■ **Task objective**: Transcribe the listing in full, excluding any pictures.
═══ Recorded data ═══
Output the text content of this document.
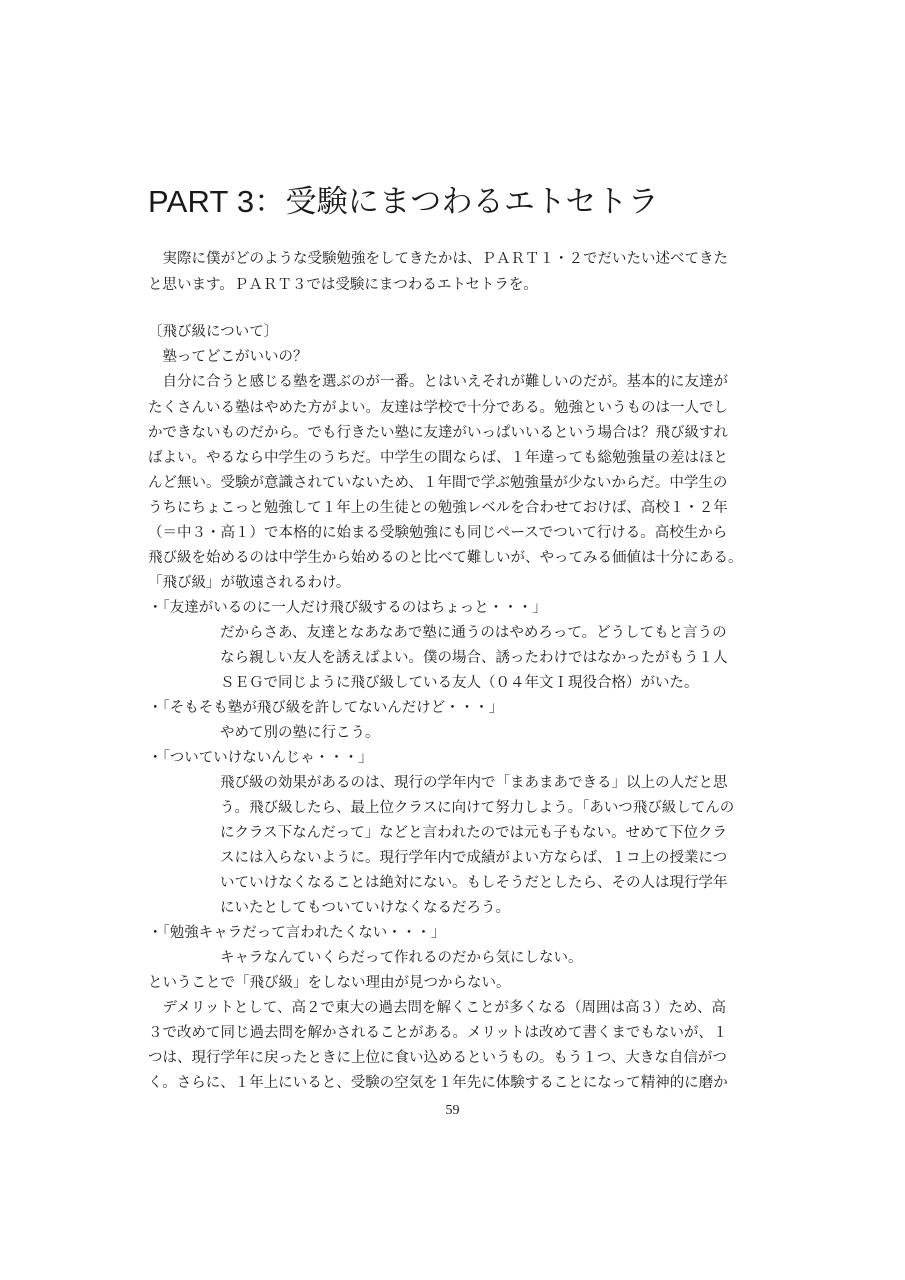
PART 3：受験にまつわるエトセトラ
　実際に僕がどのような受験勉強をしてきたかは、ＰＡＲＴ１・２でだいたい述べてきた
と思います。ＰＡＲＴ３では受験にまつわるエトセトラを。
〔飛び級について〕
　塾ってどこがいいの？
　自分に合うと感じる塾を選ぶのが一番。とはいえそれが難しいのだが。基本的に友達が
たくさんいる塾はやめた方がよい。友達は学校で十分である。勉強というものは一人でし
かできないものだから。でも行きたい塾に友達がいっぱいいるという場合は？飛び級すれ
ばよい。やるなら中学生のうちだ。中学生の間ならば、１年違っても総勉強量の差はほと
んど無い。受験が意識されていないため、１年間で学ぶ勉強量が少ないからだ。中学生の
うちにちょこっと勉強して１年上の生徒との勉強レベルを合わせておけば、高校１・２年
（＝中３・高１）で本格的に始まる受験勉強にも同じペースでついて行ける。高校生から
飛び級を始めるのは中学生から始めるのと比べて難しいが、やってみる価値は十分にある。
「飛び級」が敬遠されるわけ。
・「友達がいるのに一人だけ飛び級するのはちょっと・・・」
だからさあ、友達となあなあで塾に通うのはやめろって。どうしてもと言うの
なら親しい友人を誘えばよい。僕の場合、誘ったわけではなかったがもう１人
ＳＥＧで同じように飛び級している友人（０４年文Ｉ現役合格）がいた。
・「そもそも塾が飛び級を許してないんだけど・・・」
やめて別の塾に行こう。
・「ついていけないんじゃ・・・」
飛び級の効果があるのは、現行の学年内で「まあまあできる」以上の人だと思
う。飛び級したら、最上位クラスに向けて努力しよう。「あいつ飛び級してんの
にクラス下なんだって」などと言われたのでは元も子もない。せめて下位クラ
スには入らないように。現行学年内で成績がよい方ならば、１コ上の授業につ
いていけなくなることは絶対にない。もしそうだとしたら、その人は現行学年
にいたとしてもついていけなくなるだろう。
・「勉強キャラだって言われたくない・・・」
キャラなんていくらだって作れるのだから気にしない。
ということで「飛び級」をしない理由が見つからない。
　デメリットとして、高２で東大の過去問を解くことが多くなる（周囲は高３）ため、高
３で改めて同じ過去問を解かされることがある。メリットは改めて書くまでもないが、１
つは、現行学年に戻ったときに上位に食い込めるというもの。もう１つ、大きな自信がつ
く。さらに、１年上にいると、受験の空気を１年先に体験することになって精神的に磨か
59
═══
■ **Expected answer**:
Output the text content of this document.
PART 3：受験にまつわるエトセトラ
　実際に僕がどのような受験勉強をしてきたかは、ＰＡＲＴ１・２でだいたい述べてきた
と思います。ＰＡＲＴ３では受験にまつわるエトセトラを。
〔飛び級について〕
　塾ってどこがいいの？
　自分に合うと感じる塾を選ぶのが一番。とはいえそれが難しいのだが。基本的に友達が
たくさんいる塾はやめた方がよい。友達は学校で十分である。勉強というものは一人でし
かできないものだから。でも行きたい塾に友達がいっぱいいるという場合は？飛び級すれ
ばよい。やるなら中学生のうちだ。中学生の間ならば、１年違っても総勉強量の差はほと
んど無い。受験が意識されていないため、１年間で学ぶ勉強量が少ないからだ。中学生の
うちにちょこっと勉強して１年上の生徒との勉強レベルを合わせておけば、高校１・２年
（＝中３・高１）で本格的に始まる受験勉強にも同じペースでついて行ける。高校生から
飛び級を始めるのは中学生から始めるのと比べて難しいが、やってみる価値は十分にある。
「飛び級」が敬遠されるわけ。
・「友達がいるのに一人だけ飛び級するのはちょっと・・・」
だからさあ、友達となあなあで塾に通うのはやめろって。どうしてもと言うの
なら親しい友人を誘えばよい。僕の場合、誘ったわけではなかったがもう１人
ＳＥＧで同じように飛び級している友人（０４年文Ｉ現役合格）がいた。
・「そもそも塾が飛び級を許してないんだけど・・・」
やめて別の塾に行こう。
・「ついていけないんじゃ・・・」
飛び級の効果があるのは、現行の学年内で「まあまあできる」以上の人だと思
う。飛び級したら、最上位クラスに向けて努力しよう。「あいつ飛び級してんの
にクラス下なんだって」などと言われたのでは元も子もない。せめて下位クラ
スには入らないように。現行学年内で成績がよい方ならば、１コ上の授業につ
いていけなくなることは絶対にない。もしそうだとしたら、その人は現行学年
にいたとしてもついていけなくなるだろう。
・「勉強キャラだって言われたくない・・・」
キャラなんていくらだって作れるのだから気にしない。
ということで「飛び級」をしない理由が見つからない。
　デメリットとして、高２で東大の過去問を解くことが多くなる（周囲は高３）ため、高
３で改めて同じ過去問を解かされることがある。メリットは改めて書くまでもないが、１
つは、現行学年に戻ったときに上位に食い込めるというもの。もう１つ、大きな自信がつ
く。さらに、１年上にいると、受験の空気を１年先に体験することになって精神的に磨か
59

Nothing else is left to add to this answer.